§ TASK BRIEF
Copy all lines below containing "tożsamości".

+++ INFORMATION SUPPLIED +++

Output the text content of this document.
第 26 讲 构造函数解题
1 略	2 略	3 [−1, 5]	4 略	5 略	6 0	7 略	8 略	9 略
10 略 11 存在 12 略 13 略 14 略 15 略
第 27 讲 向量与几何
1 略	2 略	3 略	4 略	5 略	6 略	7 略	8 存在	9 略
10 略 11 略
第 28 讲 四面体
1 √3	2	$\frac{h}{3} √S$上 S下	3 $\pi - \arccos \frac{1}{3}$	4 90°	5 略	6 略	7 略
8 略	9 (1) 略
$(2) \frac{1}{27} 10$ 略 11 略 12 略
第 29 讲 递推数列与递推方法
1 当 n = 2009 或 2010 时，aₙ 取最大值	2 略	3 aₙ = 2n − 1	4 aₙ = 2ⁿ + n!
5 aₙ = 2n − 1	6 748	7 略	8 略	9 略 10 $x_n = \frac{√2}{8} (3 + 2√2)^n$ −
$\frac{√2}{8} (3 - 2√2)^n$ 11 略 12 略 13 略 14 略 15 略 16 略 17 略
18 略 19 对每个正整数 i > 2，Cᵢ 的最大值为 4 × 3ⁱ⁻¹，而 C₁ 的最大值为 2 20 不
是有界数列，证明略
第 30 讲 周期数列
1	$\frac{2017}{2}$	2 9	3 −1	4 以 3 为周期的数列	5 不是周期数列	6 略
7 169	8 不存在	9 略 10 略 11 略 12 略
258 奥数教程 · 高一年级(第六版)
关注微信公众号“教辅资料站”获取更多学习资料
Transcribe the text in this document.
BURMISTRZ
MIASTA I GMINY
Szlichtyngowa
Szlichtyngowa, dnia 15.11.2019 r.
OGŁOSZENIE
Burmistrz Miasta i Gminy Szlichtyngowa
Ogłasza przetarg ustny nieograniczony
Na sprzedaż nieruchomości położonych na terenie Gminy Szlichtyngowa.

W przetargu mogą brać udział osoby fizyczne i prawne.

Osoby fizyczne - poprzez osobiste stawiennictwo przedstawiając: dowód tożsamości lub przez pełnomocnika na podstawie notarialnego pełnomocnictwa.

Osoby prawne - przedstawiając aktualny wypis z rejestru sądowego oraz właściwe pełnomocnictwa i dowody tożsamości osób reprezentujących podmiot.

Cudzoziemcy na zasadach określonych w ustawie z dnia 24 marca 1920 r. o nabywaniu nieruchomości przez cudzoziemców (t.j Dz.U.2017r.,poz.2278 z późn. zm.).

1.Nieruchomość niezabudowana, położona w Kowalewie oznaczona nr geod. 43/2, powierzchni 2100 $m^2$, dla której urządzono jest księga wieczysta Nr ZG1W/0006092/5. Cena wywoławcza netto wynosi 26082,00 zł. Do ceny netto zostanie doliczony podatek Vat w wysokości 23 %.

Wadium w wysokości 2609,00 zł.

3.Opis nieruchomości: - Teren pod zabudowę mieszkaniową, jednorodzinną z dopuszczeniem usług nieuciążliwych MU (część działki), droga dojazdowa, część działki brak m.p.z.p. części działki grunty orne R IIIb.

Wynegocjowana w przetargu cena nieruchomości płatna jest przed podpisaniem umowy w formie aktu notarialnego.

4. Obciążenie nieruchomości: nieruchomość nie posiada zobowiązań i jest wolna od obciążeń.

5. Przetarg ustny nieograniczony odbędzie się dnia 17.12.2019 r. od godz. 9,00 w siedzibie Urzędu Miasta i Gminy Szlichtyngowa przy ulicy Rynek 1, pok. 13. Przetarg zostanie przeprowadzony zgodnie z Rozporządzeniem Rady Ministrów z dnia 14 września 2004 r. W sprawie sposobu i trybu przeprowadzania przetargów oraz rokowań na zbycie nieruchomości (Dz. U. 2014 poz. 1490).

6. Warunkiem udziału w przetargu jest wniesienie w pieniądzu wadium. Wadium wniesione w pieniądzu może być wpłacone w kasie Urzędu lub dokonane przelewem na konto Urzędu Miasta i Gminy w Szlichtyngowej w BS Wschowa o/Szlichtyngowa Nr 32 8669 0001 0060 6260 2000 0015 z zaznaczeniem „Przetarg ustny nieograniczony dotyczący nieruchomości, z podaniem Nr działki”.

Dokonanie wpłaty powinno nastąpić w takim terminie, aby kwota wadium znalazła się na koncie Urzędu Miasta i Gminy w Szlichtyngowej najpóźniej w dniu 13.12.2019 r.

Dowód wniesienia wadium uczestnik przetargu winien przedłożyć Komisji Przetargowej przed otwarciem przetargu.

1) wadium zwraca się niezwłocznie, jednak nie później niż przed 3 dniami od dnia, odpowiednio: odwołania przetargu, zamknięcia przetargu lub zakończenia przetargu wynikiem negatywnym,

+++

§ PROBLEM SOLUTION
Osoby fizyczne - poprzez osobiste stawiennictwo przedstawiając: dowód tożsamości lub przez pełnomocnika na podstawie notarialnego pełnomocnictwa.
Osoby prawne - przedstawiając aktualny wypis z rejestru sądowego oraz właściwe pełnomocnictwa i dowody tożsamości osób reprezentujących podmiot.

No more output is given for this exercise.